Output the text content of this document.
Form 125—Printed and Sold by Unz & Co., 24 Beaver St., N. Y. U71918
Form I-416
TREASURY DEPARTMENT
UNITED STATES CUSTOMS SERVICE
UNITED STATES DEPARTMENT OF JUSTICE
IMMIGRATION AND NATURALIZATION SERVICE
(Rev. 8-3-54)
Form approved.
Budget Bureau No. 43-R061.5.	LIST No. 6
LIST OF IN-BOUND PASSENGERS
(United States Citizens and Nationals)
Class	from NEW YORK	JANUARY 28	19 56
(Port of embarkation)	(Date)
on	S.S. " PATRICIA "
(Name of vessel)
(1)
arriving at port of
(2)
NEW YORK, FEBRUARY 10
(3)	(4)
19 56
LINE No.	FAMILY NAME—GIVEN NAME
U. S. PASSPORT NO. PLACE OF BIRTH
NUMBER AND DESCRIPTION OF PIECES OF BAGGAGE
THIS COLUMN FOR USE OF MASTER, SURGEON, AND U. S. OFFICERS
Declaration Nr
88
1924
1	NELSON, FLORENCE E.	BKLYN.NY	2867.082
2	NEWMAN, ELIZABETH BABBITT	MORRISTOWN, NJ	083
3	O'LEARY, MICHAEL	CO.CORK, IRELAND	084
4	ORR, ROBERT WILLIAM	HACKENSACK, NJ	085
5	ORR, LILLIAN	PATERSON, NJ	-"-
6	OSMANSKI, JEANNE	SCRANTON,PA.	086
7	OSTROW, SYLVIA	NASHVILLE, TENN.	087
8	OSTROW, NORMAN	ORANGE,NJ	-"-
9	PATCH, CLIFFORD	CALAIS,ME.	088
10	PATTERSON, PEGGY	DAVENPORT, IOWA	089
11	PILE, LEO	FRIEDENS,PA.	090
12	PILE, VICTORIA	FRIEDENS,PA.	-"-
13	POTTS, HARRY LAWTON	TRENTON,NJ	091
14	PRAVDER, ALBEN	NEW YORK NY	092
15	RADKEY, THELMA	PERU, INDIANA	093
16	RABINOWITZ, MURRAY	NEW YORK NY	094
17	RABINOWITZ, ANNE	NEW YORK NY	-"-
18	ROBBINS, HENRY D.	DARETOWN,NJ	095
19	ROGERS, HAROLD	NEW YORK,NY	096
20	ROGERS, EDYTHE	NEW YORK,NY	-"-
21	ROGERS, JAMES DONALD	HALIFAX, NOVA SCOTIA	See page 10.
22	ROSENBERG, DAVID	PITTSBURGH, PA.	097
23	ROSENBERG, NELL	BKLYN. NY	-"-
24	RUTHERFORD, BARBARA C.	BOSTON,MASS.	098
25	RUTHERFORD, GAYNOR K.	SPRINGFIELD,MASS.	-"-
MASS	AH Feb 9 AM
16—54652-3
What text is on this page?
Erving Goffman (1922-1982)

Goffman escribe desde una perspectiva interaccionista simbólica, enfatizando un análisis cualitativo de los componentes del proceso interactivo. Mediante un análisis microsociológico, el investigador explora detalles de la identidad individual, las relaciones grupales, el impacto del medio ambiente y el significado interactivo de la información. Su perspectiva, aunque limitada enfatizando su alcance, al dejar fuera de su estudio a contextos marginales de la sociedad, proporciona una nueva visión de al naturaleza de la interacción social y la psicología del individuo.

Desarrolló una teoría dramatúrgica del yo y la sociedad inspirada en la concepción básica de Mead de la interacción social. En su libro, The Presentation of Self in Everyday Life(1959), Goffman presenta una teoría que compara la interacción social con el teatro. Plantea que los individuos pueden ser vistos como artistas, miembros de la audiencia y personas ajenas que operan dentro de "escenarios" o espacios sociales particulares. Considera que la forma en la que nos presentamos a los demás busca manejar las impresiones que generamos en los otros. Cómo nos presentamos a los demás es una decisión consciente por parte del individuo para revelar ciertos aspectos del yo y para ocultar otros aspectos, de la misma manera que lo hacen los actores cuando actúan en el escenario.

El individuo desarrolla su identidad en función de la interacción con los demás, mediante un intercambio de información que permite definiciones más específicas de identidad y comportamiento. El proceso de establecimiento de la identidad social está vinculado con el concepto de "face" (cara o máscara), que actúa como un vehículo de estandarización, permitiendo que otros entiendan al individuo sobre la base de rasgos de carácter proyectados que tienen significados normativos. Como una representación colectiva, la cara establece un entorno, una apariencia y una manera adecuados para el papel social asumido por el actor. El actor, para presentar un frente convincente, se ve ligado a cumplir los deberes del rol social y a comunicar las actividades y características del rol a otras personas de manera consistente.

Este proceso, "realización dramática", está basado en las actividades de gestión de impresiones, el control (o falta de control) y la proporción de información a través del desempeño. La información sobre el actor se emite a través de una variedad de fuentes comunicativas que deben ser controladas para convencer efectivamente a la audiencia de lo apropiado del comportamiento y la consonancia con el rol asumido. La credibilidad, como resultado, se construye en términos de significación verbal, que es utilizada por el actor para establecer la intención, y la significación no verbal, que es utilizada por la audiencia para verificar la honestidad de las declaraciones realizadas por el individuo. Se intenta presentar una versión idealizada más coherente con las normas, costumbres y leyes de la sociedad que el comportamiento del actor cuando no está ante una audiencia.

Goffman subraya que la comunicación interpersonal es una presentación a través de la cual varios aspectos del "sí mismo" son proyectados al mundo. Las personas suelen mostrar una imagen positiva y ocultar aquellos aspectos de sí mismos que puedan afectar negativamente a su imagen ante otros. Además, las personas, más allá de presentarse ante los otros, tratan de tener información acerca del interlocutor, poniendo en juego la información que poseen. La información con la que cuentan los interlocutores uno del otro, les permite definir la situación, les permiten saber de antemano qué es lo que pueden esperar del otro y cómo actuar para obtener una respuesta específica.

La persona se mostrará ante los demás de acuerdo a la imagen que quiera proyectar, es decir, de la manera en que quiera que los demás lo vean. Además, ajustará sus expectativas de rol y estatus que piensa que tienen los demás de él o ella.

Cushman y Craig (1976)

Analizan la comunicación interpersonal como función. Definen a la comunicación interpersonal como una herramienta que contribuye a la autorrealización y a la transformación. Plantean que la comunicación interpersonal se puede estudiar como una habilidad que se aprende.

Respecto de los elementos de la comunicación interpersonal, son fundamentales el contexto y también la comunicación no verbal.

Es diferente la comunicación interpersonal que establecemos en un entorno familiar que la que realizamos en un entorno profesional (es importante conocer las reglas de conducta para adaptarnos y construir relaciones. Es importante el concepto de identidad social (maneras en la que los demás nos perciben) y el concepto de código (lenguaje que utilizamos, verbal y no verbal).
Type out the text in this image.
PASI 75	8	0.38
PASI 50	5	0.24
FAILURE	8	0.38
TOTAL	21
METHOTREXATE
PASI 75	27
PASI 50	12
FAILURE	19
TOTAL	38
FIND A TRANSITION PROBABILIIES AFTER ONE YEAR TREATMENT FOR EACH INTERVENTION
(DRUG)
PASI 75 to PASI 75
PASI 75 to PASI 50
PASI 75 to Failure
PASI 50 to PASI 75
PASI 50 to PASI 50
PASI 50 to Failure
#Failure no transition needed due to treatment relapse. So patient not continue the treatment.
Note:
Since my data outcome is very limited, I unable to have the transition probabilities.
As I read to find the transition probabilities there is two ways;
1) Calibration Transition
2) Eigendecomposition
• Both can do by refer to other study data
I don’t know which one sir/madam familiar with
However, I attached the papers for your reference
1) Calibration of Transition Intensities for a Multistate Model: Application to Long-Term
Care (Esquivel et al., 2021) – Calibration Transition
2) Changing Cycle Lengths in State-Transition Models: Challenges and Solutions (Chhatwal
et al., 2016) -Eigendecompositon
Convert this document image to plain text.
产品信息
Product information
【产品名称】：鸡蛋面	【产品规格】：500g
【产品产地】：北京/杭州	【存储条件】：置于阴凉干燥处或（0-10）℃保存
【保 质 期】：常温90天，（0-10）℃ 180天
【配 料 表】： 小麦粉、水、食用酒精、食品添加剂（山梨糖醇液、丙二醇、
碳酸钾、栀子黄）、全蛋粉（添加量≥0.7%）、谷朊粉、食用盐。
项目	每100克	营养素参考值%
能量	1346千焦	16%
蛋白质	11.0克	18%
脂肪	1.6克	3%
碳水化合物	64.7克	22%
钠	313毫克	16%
● ● ● ●
▸ **What to work on**:
Repeat exactly the lines starting at the line with "Convert this document image to plain text." and ending with the final line of the entries. Include nothing else.

▸ **Exercise solution**:
Convert this document image to plain text.
产品信息
Product information
【产品名称】：鸡蛋面	【产品规格】：500g
【产品产地】：北京/杭州	【存储条件】：置于阴凉干燥处或（0-10）℃保存
【保 质 期】：常温90天，（0-10）℃ 180天
【配 料 表】： 小麦粉、水、食用酒精、食品添加剂（山梨糖醇液、丙二醇、
碳酸钾、栀子黄）、全蛋粉（添加量≥0.7%）、谷朊粉、食用盐。
项目	每100克	营养素参考值%
能量	1346千焦	16%
蛋白质	11.0克	18%
脂肪	1.6克	3%
碳水化合物	64.7克	22%
钠	313毫克	16%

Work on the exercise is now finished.